(Data items)
____________________
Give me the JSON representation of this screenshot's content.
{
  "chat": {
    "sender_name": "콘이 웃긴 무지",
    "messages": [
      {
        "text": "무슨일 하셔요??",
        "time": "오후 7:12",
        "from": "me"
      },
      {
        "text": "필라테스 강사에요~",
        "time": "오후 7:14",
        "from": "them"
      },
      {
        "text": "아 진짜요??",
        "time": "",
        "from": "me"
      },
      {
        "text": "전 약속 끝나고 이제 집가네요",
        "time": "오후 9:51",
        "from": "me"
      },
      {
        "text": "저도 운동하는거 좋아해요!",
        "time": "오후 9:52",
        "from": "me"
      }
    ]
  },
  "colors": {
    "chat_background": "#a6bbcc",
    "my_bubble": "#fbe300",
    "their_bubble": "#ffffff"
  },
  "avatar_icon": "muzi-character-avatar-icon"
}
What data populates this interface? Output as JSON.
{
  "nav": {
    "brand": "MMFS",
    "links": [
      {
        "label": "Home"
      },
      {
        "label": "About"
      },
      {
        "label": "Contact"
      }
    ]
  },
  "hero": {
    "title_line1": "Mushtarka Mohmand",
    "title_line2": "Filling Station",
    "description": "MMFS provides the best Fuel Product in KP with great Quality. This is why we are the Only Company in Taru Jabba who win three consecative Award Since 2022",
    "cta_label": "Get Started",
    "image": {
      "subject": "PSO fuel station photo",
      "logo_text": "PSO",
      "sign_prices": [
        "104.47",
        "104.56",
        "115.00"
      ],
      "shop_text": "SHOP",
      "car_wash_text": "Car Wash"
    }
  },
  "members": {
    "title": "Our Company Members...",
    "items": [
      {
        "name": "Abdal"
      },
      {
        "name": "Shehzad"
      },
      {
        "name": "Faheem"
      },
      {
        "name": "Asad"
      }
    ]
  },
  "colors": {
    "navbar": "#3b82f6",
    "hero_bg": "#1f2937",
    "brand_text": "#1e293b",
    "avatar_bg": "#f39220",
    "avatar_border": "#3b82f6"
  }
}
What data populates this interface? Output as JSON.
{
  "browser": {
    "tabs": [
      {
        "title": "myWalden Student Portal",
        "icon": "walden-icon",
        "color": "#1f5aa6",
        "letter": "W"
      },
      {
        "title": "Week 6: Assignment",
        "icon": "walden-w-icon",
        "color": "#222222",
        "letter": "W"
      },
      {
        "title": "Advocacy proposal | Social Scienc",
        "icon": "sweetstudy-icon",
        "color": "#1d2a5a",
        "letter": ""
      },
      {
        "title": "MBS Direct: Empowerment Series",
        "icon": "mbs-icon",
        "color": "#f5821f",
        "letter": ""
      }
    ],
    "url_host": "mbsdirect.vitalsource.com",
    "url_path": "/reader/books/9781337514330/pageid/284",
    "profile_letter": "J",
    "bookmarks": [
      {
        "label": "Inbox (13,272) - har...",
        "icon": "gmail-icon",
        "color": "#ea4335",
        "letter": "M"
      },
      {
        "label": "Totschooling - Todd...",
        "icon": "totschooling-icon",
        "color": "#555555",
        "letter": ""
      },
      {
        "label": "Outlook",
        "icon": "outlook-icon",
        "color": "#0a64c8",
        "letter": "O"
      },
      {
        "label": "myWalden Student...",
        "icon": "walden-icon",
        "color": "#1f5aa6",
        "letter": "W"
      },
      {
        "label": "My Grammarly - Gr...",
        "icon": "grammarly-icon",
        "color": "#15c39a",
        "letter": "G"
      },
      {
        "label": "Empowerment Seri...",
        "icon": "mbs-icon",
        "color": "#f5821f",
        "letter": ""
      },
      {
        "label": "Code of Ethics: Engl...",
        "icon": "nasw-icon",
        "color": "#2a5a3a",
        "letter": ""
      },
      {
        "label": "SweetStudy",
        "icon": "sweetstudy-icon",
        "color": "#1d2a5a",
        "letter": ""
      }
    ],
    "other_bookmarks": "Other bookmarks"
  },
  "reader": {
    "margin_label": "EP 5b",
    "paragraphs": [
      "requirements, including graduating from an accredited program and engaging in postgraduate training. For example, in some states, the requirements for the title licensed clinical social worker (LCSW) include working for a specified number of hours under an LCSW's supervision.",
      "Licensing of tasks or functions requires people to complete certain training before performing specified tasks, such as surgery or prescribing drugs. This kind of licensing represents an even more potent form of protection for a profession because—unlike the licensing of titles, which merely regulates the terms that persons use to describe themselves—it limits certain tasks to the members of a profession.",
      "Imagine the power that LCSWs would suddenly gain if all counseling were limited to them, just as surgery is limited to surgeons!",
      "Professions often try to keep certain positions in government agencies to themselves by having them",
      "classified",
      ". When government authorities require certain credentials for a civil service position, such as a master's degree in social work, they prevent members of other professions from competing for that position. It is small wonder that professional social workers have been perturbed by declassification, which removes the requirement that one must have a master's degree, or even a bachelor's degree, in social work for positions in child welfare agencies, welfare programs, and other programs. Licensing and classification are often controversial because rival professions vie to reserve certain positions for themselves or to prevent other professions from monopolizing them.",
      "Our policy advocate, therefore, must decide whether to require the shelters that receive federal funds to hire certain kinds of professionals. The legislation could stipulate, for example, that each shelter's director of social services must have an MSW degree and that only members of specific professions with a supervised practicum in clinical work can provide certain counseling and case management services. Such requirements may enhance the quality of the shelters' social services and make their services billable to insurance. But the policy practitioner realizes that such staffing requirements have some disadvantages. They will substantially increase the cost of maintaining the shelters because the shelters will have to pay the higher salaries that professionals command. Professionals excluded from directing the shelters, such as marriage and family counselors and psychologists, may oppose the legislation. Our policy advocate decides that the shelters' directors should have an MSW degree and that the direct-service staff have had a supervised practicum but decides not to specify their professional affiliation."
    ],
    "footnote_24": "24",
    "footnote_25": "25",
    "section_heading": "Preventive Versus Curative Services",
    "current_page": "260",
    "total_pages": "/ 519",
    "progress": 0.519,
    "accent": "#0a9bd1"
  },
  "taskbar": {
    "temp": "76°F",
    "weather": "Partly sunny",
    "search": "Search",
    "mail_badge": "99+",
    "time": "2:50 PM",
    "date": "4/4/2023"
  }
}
____________________
### Task requirements
Every entry must be output again, exactly as written above.

### Response to the exercise
Give me the JSON representation of this screenshot's content.
{
  "chat": {
    "sender_name": "콘이 웃긴 무지",
    "messages": [
      {
        "text": "무슨일 하셔요??",
        "time": "오후 7:12",
        "from": "me"
      },
      {
        "text": "필라테스 강사에요~",
        "time": "오후 7:14",
        "from": "them"
      },
      {
        "text": "아 진짜요??",
        "time": "",
        "from": "me"
      },
      {
        "text": "전 약속 끝나고 이제 집가네요",
        "time": "오후 9:51",
        "from": "me"
      },
      {
        "text": "저도 운동하는거 좋아해요!",
        "time": "오후 9:52",
        "from": "me"
      }
    ]
  },
  "colors": {
    "chat_background": "#a6bbcc",
    "my_bubble": "#fbe300",
    "their_bubble": "#ffffff"
  },
  "avatar_icon": "muzi-character-avatar-icon"
}
What data populates this interface? Output as JSON.
{
  "nav": {
    "brand": "MMFS",
    "links": [
      {
        "label": "Home"
      },
      {
        "label": "About"
      },
      {
        "label": "Contact"
      }
    ]
  },
  "hero": {
    "title_line1": "Mushtarka Mohmand",
    "title_line2": "Filling Station",
    "description": "MMFS provides the best Fuel Product in KP with great Quality. This is why we are the Only Company in Taru Jabba who win three consecative Award Since 2022",
    "cta_label": "Get Started",
    "image": {
      "subject": "PSO fuel station photo",
      "logo_text": "PSO",
      "sign_prices": [
        "104.47",
        "104.56",
        "115.00"
      ],
      "shop_text": "SHOP",
      "car_wash_text": "Car Wash"
    }
  },
  "members": {
    "title": "Our Company Members...",
    "items": [
      {
        "name": "Abdal"
      },
      {
        "name": "Shehzad"
      },
      {
        "name": "Faheem"
      },
      {
        "name": "Asad"
      }
    ]
  },
  "colors": {
    "navbar": "#3b82f6",
    "hero_bg": "#1f2937",
    "brand_text": "#1e293b",
    "avatar_bg": "#f39220",
    "avatar_border": "#3b82f6"
  }
}
What data populates this interface? Output as JSON.
{
  "browser": {
    "tabs": [
      {
        "title": "myWalden Student Portal",
        "icon": "walden-icon",
        "color": "#1f5aa6",
        "letter": "W"
      },
      {
        "title": "Week 6: Assignment",
        "icon": "walden-w-icon",
        "color": "#222222",
        "letter": "W"
      },
      {
        "title": "Advocacy proposal | Social Scienc",
        "icon": "sweetstudy-icon",
        "color": "#1d2a5a",
        "letter": ""
      },
      {
        "title": "MBS Direct: Empowerment Series",
        "icon": "mbs-icon",
        "color": "#f5821f",
        "letter": ""
      }
    ],
    "url_host": "mbsdirect.vitalsource.com",
    "url_path": "/reader/books/9781337514330/pageid/284",
    "profile_letter": "J",
    "bookmarks": [
      {
        "label": "Inbox (13,272) - har...",
        "icon": "gmail-icon",
        "color": "#ea4335",
        "letter": "M"
      },
      {
        "label": "Totschooling - Todd...",
        "icon": "totschooling-icon",
        "color": "#555555",
        "letter": ""
      },
      {
        "label": "Outlook",
        "icon": "outlook-icon",
        "color": "#0a64c8",
        "letter": "O"
      },
      {
        "label": "myWalden Student...",
        "icon": "walden-icon",
        "color": "#1f5aa6",
        "letter": "W"
      },
      {
        "label": "My Grammarly - Gr...",
        "icon": "grammarly-icon",
        "color": "#15c39a",
        "letter": "G"
      },
      {
        "label": "Empowerment Seri...",
        "icon": "mbs-icon",
        "color": "#f5821f",
        "letter": ""
      },
      {
        "label": "Code of Ethics: Engl...",
        "icon": "nasw-icon",
        "color": "#2a5a3a",
        "letter": ""
      },
      {
        "label": "SweetStudy",
        "icon": "sweetstudy-icon",
        "color": "#1d2a5a",
        "letter": ""
      }
    ],
    "other_bookmarks": "Other bookmarks"
  },
  "reader": {
    "margin_label": "EP 5b",
    "paragraphs": [
      "requirements, including graduating from an accredited program and engaging in postgraduate training. For example, in some states, the requirements for the title licensed clinical social worker (LCSW) include working for a specified number of hours under an LCSW's supervision.",
      "Licensing of tasks or functions requires people to complete certain training before performing specified tasks, such as surgery or prescribing drugs. This kind of licensing represents an even more potent form of protection for a profession because—unlike the licensing of titles, which merely regulates the terms that persons use to describe themselves—it limits certain tasks to the members of a profession.",
      "Imagine the power that LCSWs would suddenly gain if all counseling were limited to them, just as surgery is limited to surgeons!",
      "Professions often try to keep certain positions in government agencies to themselves by having them",
      "classified",
      ". When government authorities require certain credentials for a civil service position, such as a master's degree in social work, they prevent members of other professions from competing for that position. It is small wonder that professional social workers have been perturbed by declassification, which removes the requirement that one must have a master's degree, or even a bachelor's degree, in social work for positions in child welfare agencies, welfare programs, and other programs. Licensing and classification are often controversial because rival professions vie to reserve certain positions for themselves or to prevent other professions from monopolizing them.",
      "Our policy advocate, therefore, must decide whether to require the shelters that receive federal funds to hire certain kinds of professionals. The legislation could stipulate, for example, that each shelter's director of social services must have an MSW degree and that only members of specific professions with a supervised practicum in clinical work can provide certain counseling and case management services. Such requirements may enhance the quality of the shelters' social services and make their services billable to insurance. But the policy practitioner realizes that such staffing requirements have some disadvantages. They will substantially increase the cost of maintaining the shelters because the shelters will have to pay the higher salaries that professionals command. Professionals excluded from directing the shelters, such as marriage and family counselors and psychologists, may oppose the legislation. Our policy advocate decides that the shelters' directors should have an MSW degree and that the direct-service staff have had a supervised practicum but decides not to specify their professional affiliation."
    ],
    "footnote_24": "24",
    "footnote_25": "25",
    "section_heading": "Preventive Versus Curative Services",
    "current_page": "260",
    "total_pages": "/ 519",
    "progress": 0.519,
    "accent": "#0a9bd1"
  },
  "taskbar": {
    "temp": "76°F",
    "weather": "Partly sunny",
    "search": "Search",
    "mail_badge": "99+",
    "time": "2:50 PM",
    "date": "4/4/2023"
  }
}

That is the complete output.